[Figure contents as structured data]
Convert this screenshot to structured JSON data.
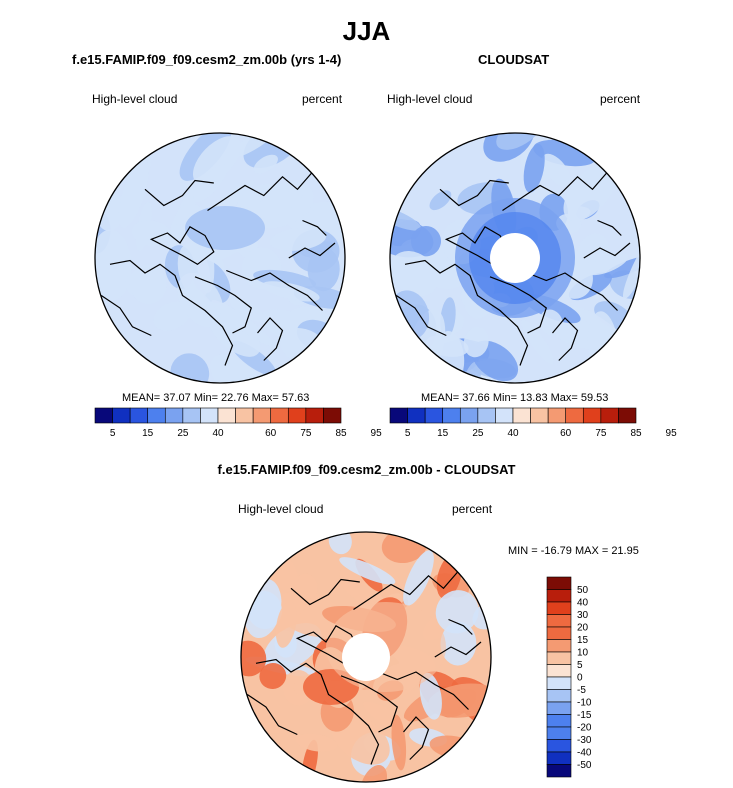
{
  "page": {
    "title": "JJA",
    "colors": {
      "seq": [
        "#08087a",
        "#1030c0",
        "#2a55e0",
        "#4d80ee",
        "#7aa2f0",
        "#a7c4f4",
        "#d3e3fa",
        "#fbe3d3",
        "#f8c3a3",
        "#f49a72",
        "#ee6a40",
        "#e0401c",
        "#b81e0c",
        "#7c0c05"
      ],
      "diff": [
        "#08087a",
        "#1030c0",
        "#2a55e0",
        "#4d80ee",
        "#7aa2f0",
        "#a7c4f4",
        "#d3e3fa",
        "#fbe3d3",
        "#f8c3a3",
        "#f49a72",
        "#ee6a40",
        "#e0401c",
        "#b81e0c",
        "#7c0c05"
      ],
      "coast": "#000000"
    }
  },
  "chart_data": [
    {
      "type": "heatmap",
      "projection": "north-polar-stereographic",
      "title": "f.e15.FAMIP.f09_f09.cesm2_zm.00b (yrs 1-4)",
      "left_label": "High-level cloud",
      "right_label": "percent",
      "stats": {
        "mean": "37.07",
        "min": "22.76",
        "max": "57.63",
        "text": "MEAN=  37.07  Min=  22.76  Max=  57.63"
      },
      "colorbar": {
        "orientation": "horizontal",
        "tick_labels": [
          "5",
          "15",
          "25",
          "40",
          "60",
          "75",
          "85",
          "95"
        ]
      },
      "field_levels": [
        -1,
        -1,
        -1,
        -2
      ]
    },
    {
      "type": "heatmap",
      "projection": "north-polar-stereographic",
      "title": "CLOUDSAT",
      "left_label": "High-level cloud",
      "right_label": "percent",
      "stats": {
        "mean": "37.66",
        "min": "13.83",
        "max": "59.53",
        "text": "MEAN=  37.66  Min=  13.83  Max=  59.53"
      },
      "colorbar": {
        "orientation": "horizontal",
        "tick_labels": [
          "5",
          "15",
          "25",
          "40",
          "60",
          "75",
          "85",
          "95"
        ]
      },
      "pole_hole": true,
      "field_levels": [
        -1,
        -2,
        -3,
        -1
      ]
    },
    {
      "type": "heatmap",
      "projection": "north-polar-stereographic",
      "title": "f.e15.FAMIP.f09_f09.cesm2_zm.00b - CLOUDSAT",
      "left_label": "High-level cloud",
      "right_label": "percent",
      "stats": {
        "min": "-16.79",
        "max": "21.95",
        "text": "MIN = -16.79 MAX =  21.95"
      },
      "colorbar": {
        "orientation": "vertical",
        "tick_labels": [
          "50",
          "40",
          "30",
          "20",
          "15",
          "10",
          "5",
          "0",
          "-5",
          "-10",
          "-15",
          "-20",
          "-30",
          "-40",
          "-50"
        ]
      },
      "pole_hole": true,
      "field_levels": [
        1,
        2,
        3,
        -1
      ]
    }
  ]
}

▶ _Given exercise_
Write out the records above exactly as they appear, leaving out any pictures.

▶ _Answer below_
Convert this screenshot to structured JSON data.
{
  "page": {
    "title": "JJA",
    "colors": {
      "seq": [
        "#08087a",
        "#1030c0",
        "#2a55e0",
        "#4d80ee",
        "#7aa2f0",
        "#a7c4f4",
        "#d3e3fa",
        "#fbe3d3",
        "#f8c3a3",
        "#f49a72",
        "#ee6a40",
        "#e0401c",
        "#b81e0c",
        "#7c0c05"
      ],
      "diff": [
        "#08087a",
        "#1030c0",
        "#2a55e0",
        "#4d80ee",
        "#7aa2f0",
        "#a7c4f4",
        "#d3e3fa",
        "#fbe3d3",
        "#f8c3a3",
        "#f49a72",
        "#ee6a40",
        "#e0401c",
        "#b81e0c",
        "#7c0c05"
      ],
      "coast": "#000000"
    }
  },
  "chart_data": [
    {
      "type": "heatmap",
      "projection": "north-polar-stereographic",
      "title": "f.e15.FAMIP.f09_f09.cesm2_zm.00b (yrs 1-4)",
      "left_label": "High-level cloud",
      "right_label": "percent",
      "stats": {
        "mean": "37.07",
        "min": "22.76",
        "max": "57.63",
        "text": "MEAN=  37.07  Min=  22.76  Max=  57.63"
      },
      "colorbar": {
        "orientation": "horizontal",
        "tick_labels": [
          "5",
          "15",
          "25",
          "40",
          "60",
          "75",
          "85",
          "95"
        ]
      },
      "field_levels": [
        -1,
        -1,
        -1,
        -2
      ]
    },
    {
      "type": "heatmap",
      "projection": "north-polar-stereographic",
      "title": "CLOUDSAT",
      "left_label": "High-level cloud",
      "right_label": "percent",
      "stats": {
        "mean": "37.66",
        "min": "13.83",
        "max": "59.53",
        "text": "MEAN=  37.66  Min=  13.83  Max=  59.53"
      },
      "colorbar": {
        "orientation": "horizontal",
        "tick_labels": [
          "5",
          "15",
          "25",
          "40",
          "60",
          "75",
          "85",
          "95"
        ]
      },
      "pole_hole": true,
      "field_levels": [
        -1,
        -2,
        -3,
        -1
      ]
    },
    {
      "type": "heatmap",
      "projection": "north-polar-stereographic",
      "title": "f.e15.FAMIP.f09_f09.cesm2_zm.00b - CLOUDSAT",
      "left_label": "High-level cloud",
      "right_label": "percent",
      "stats": {
        "min": "-16.79",
        "max": "21.95",
        "text": "MIN = -16.79 MAX =  21.95"
      },
      "colorbar": {
        "orientation": "vertical",
        "tick_labels": [
          "50",
          "40",
          "30",
          "20",
          "15",
          "10",
          "5",
          "0",
          "-5",
          "-10",
          "-15",
          "-20",
          "-30",
          "-40",
          "-50"
        ]
      },
      "pole_hole": true,
      "field_levels": [
        1,
        2,
        3,
        -1
      ]
    }
  ]
}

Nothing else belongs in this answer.